▶ Written exercise
Quote all of the data that follows exactly as written, skipping the images.

▶ Record extracts

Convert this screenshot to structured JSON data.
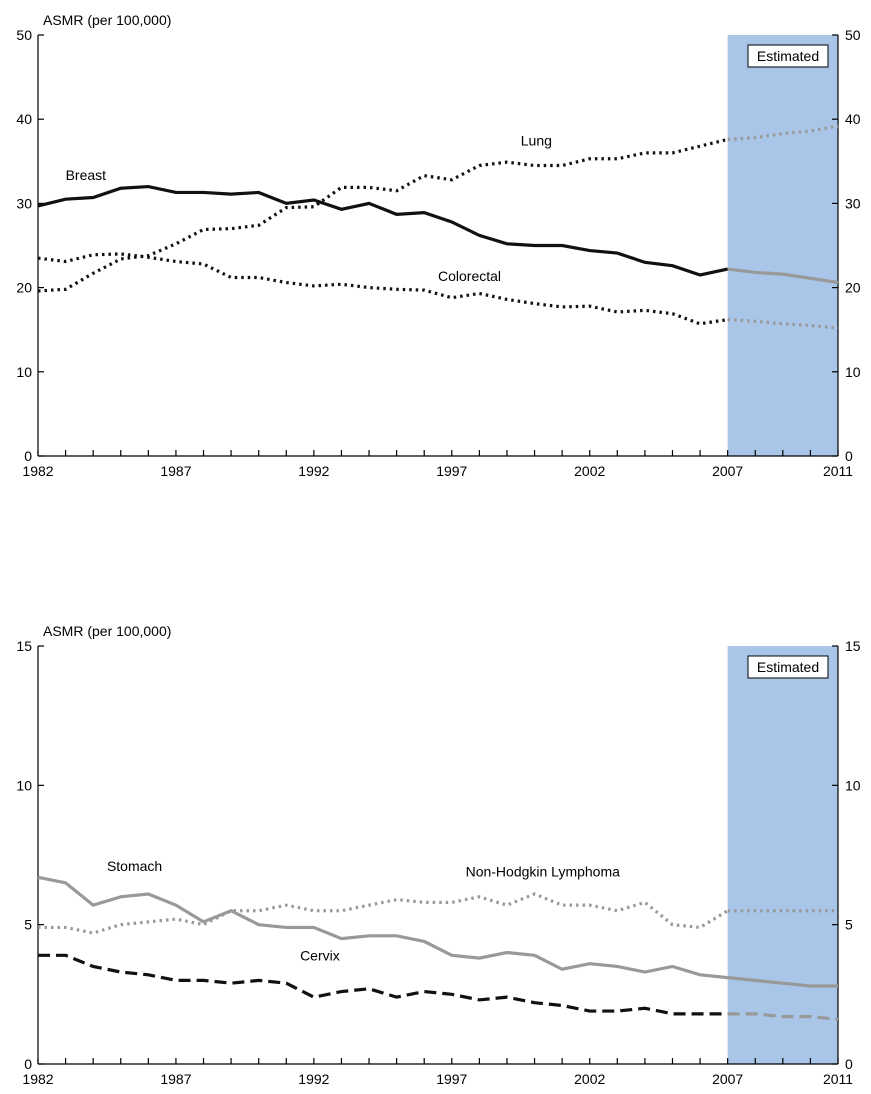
{
  "colors": {
    "estimated_band": "#a9c6e8",
    "black": "#111111",
    "gray": "#999999"
  },
  "chart_data": [
    {
      "type": "line",
      "ylabel": "ASMR (per 100,000)",
      "xlim": [
        1982,
        2011
      ],
      "ylim": [
        0,
        50
      ],
      "yticks": [
        0,
        10,
        20,
        30,
        40,
        50
      ],
      "xticks": [
        1982,
        1987,
        1992,
        1997,
        2002,
        2007,
        2011
      ],
      "estimated_label": "Estimated",
      "estimated_range": [
        2007,
        2011
      ],
      "x": [
        1982,
        1983,
        1984,
        1985,
        1986,
        1987,
        1988,
        1989,
        1990,
        1991,
        1992,
        1993,
        1994,
        1995,
        1996,
        1997,
        1998,
        1999,
        2000,
        2001,
        2002,
        2003,
        2004,
        2005,
        2006,
        2007,
        2008,
        2009,
        2010,
        2011
      ],
      "series": [
        {
          "name": "Breast",
          "style": "solid",
          "values": [
            29.7,
            30.5,
            30.7,
            31.8,
            32.0,
            31.3,
            31.3,
            31.1,
            31.3,
            30.0,
            30.4,
            29.3,
            30.0,
            28.7,
            28.9,
            27.8,
            26.2,
            25.2,
            25.0,
            25.0,
            24.4,
            24.1,
            23.0,
            22.6,
            21.5,
            22.2,
            21.8,
            21.6,
            21.1,
            20.6
          ],
          "label_at": [
            1983,
            33.4
          ]
        },
        {
          "name": "Lung",
          "style": "dotted",
          "values": [
            19.6,
            19.8,
            21.7,
            23.4,
            23.8,
            25.2,
            26.9,
            27.0,
            27.4,
            29.5,
            29.6,
            31.9,
            31.9,
            31.5,
            33.3,
            32.8,
            34.5,
            34.9,
            34.5,
            34.5,
            35.3,
            35.3,
            36.0,
            36.0,
            36.8,
            37.6,
            37.8,
            38.3,
            38.6,
            39.2
          ],
          "label_at": [
            1999.5,
            37.5
          ]
        },
        {
          "name": "Colorectal",
          "style": "dotted",
          "values": [
            23.5,
            23.1,
            23.9,
            24.0,
            23.6,
            23.1,
            22.8,
            21.2,
            21.2,
            20.6,
            20.2,
            20.4,
            20.0,
            19.8,
            19.7,
            18.8,
            19.3,
            18.6,
            18.1,
            17.7,
            17.8,
            17.1,
            17.3,
            16.9,
            15.7,
            16.2,
            16.0,
            15.7,
            15.5,
            15.2
          ],
          "label_at": [
            1996.5,
            21.4
          ]
        }
      ]
    },
    {
      "type": "line",
      "ylabel": "ASMR (per 100,000)",
      "xlim": [
        1982,
        2011
      ],
      "ylim": [
        0,
        15
      ],
      "yticks": [
        0,
        5,
        10,
        15
      ],
      "xticks": [
        1982,
        1987,
        1992,
        1997,
        2002,
        2007,
        2011
      ],
      "estimated_label": "Estimated",
      "estimated_range": [
        2007,
        2011
      ],
      "x": [
        1982,
        1983,
        1984,
        1985,
        1986,
        1987,
        1988,
        1989,
        1990,
        1991,
        1992,
        1993,
        1994,
        1995,
        1996,
        1997,
        1998,
        1999,
        2000,
        2001,
        2002,
        2003,
        2004,
        2005,
        2006,
        2007,
        2008,
        2009,
        2010,
        2011
      ],
      "series": [
        {
          "name": "Stomach",
          "style": "solid-gray",
          "values": [
            6.7,
            6.5,
            5.7,
            6.0,
            6.1,
            5.7,
            5.1,
            5.5,
            5.0,
            4.9,
            4.9,
            4.5,
            4.6,
            4.6,
            4.4,
            3.9,
            3.8,
            4.0,
            3.9,
            3.4,
            3.6,
            3.5,
            3.3,
            3.5,
            3.2,
            3.1,
            3.0,
            2.9,
            2.8,
            2.8
          ],
          "label_at": [
            1984.5,
            7.1
          ]
        },
        {
          "name": "Non-Hodgkin Lymphoma",
          "style": "dotted-gray",
          "values": [
            4.9,
            4.9,
            4.7,
            5.0,
            5.1,
            5.2,
            5.0,
            5.5,
            5.5,
            5.7,
            5.5,
            5.5,
            5.7,
            5.9,
            5.8,
            5.8,
            6.0,
            5.7,
            6.1,
            5.7,
            5.7,
            5.5,
            5.8,
            5.0,
            4.9,
            5.5,
            5.5,
            5.5,
            5.5,
            5.5
          ],
          "label_at": [
            1997.5,
            6.9
          ]
        },
        {
          "name": "Cervix",
          "style": "dashed",
          "values": [
            3.9,
            3.9,
            3.5,
            3.3,
            3.2,
            3.0,
            3.0,
            2.9,
            3.0,
            2.9,
            2.4,
            2.6,
            2.7,
            2.4,
            2.6,
            2.5,
            2.3,
            2.4,
            2.2,
            2.1,
            1.9,
            1.9,
            2.0,
            1.8,
            1.8,
            1.8,
            1.8,
            1.7,
            1.7,
            1.6
          ],
          "label_at": [
            1991.5,
            3.9
          ]
        }
      ]
    }
  ]
}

▶ Finished answer
Convert this screenshot to structured JSON data.
{
  "colors": {
    "estimated_band": "#a9c6e8",
    "black": "#111111",
    "gray": "#999999"
  },
  "chart_data": [
    {
      "type": "line",
      "ylabel": "ASMR (per 100,000)",
      "xlim": [
        1982,
        2011
      ],
      "ylim": [
        0,
        50
      ],
      "yticks": [
        0,
        10,
        20,
        30,
        40,
        50
      ],
      "xticks": [
        1982,
        1987,
        1992,
        1997,
        2002,
        2007,
        2011
      ],
      "estimated_label": "Estimated",
      "estimated_range": [
        2007,
        2011
      ],
      "x": [
        1982,
        1983,
        1984,
        1985,
        1986,
        1987,
        1988,
        1989,
        1990,
        1991,
        1992,
        1993,
        1994,
        1995,
        1996,
        1997,
        1998,
        1999,
        2000,
        2001,
        2002,
        2003,
        2004,
        2005,
        2006,
        2007,
        2008,
        2009,
        2010,
        2011
      ],
      "series": [
        {
          "name": "Breast",
          "style": "solid",
          "values": [
            29.7,
            30.5,
            30.7,
            31.8,
            32.0,
            31.3,
            31.3,
            31.1,
            31.3,
            30.0,
            30.4,
            29.3,
            30.0,
            28.7,
            28.9,
            27.8,
            26.2,
            25.2,
            25.0,
            25.0,
            24.4,
            24.1,
            23.0,
            22.6,
            21.5,
            22.2,
            21.8,
            21.6,
            21.1,
            20.6
          ],
          "label_at": [
            1983,
            33.4
          ]
        },
        {
          "name": "Lung",
          "style": "dotted",
          "values": [
            19.6,
            19.8,
            21.7,
            23.4,
            23.8,
            25.2,
            26.9,
            27.0,
            27.4,
            29.5,
            29.6,
            31.9,
            31.9,
            31.5,
            33.3,
            32.8,
            34.5,
            34.9,
            34.5,
            34.5,
            35.3,
            35.3,
            36.0,
            36.0,
            36.8,
            37.6,
            37.8,
            38.3,
            38.6,
            39.2
          ],
          "label_at": [
            1999.5,
            37.5
          ]
        },
        {
          "name": "Colorectal",
          "style": "dotted",
          "values": [
            23.5,
            23.1,
            23.9,
            24.0,
            23.6,
            23.1,
            22.8,
            21.2,
            21.2,
            20.6,
            20.2,
            20.4,
            20.0,
            19.8,
            19.7,
            18.8,
            19.3,
            18.6,
            18.1,
            17.7,
            17.8,
            17.1,
            17.3,
            16.9,
            15.7,
            16.2,
            16.0,
            15.7,
            15.5,
            15.2
          ],
          "label_at": [
            1996.5,
            21.4
          ]
        }
      ]
    },
    {
      "type": "line",
      "ylabel": "ASMR (per 100,000)",
      "xlim": [
        1982,
        2011
      ],
      "ylim": [
        0,
        15
      ],
      "yticks": [
        0,
        5,
        10,
        15
      ],
      "xticks": [
        1982,
        1987,
        1992,
        1997,
        2002,
        2007,
        2011
      ],
      "estimated_label": "Estimated",
      "estimated_range": [
        2007,
        2011
      ],
      "x": [
        1982,
        1983,
        1984,
        1985,
        1986,
        1987,
        1988,
        1989,
        1990,
        1991,
        1992,
        1993,
        1994,
        1995,
        1996,
        1997,
        1998,
        1999,
        2000,
        2001,
        2002,
        2003,
        2004,
        2005,
        2006,
        2007,
        2008,
        2009,
        2010,
        2011
      ],
      "series": [
        {
          "name": "Stomach",
          "style": "solid-gray",
          "values": [
            6.7,
            6.5,
            5.7,
            6.0,
            6.1,
            5.7,
            5.1,
            5.5,
            5.0,
            4.9,
            4.9,
            4.5,
            4.6,
            4.6,
            4.4,
            3.9,
            3.8,
            4.0,
            3.9,
            3.4,
            3.6,
            3.5,
            3.3,
            3.5,
            3.2,
            3.1,
            3.0,
            2.9,
            2.8,
            2.8
          ],
          "label_at": [
            1984.5,
            7.1
          ]
        },
        {
          "name": "Non-Hodgkin Lymphoma",
          "style": "dotted-gray",
          "values": [
            4.9,
            4.9,
            4.7,
            5.0,
            5.1,
            5.2,
            5.0,
            5.5,
            5.5,
            5.7,
            5.5,
            5.5,
            5.7,
            5.9,
            5.8,
            5.8,
            6.0,
            5.7,
            6.1,
            5.7,
            5.7,
            5.5,
            5.8,
            5.0,
            4.9,
            5.5,
            5.5,
            5.5,
            5.5,
            5.5
          ],
          "label_at": [
            1997.5,
            6.9
          ]
        },
        {
          "name": "Cervix",
          "style": "dashed",
          "values": [
            3.9,
            3.9,
            3.5,
            3.3,
            3.2,
            3.0,
            3.0,
            2.9,
            3.0,
            2.9,
            2.4,
            2.6,
            2.7,
            2.4,
            2.6,
            2.5,
            2.3,
            2.4,
            2.2,
            2.1,
            1.9,
            1.9,
            2.0,
            1.8,
            1.8,
            1.8,
            1.8,
            1.7,
            1.7,
            1.6
          ],
          "label_at": [
            1991.5,
            3.9
          ]
        }
      ]
    }
  ]
}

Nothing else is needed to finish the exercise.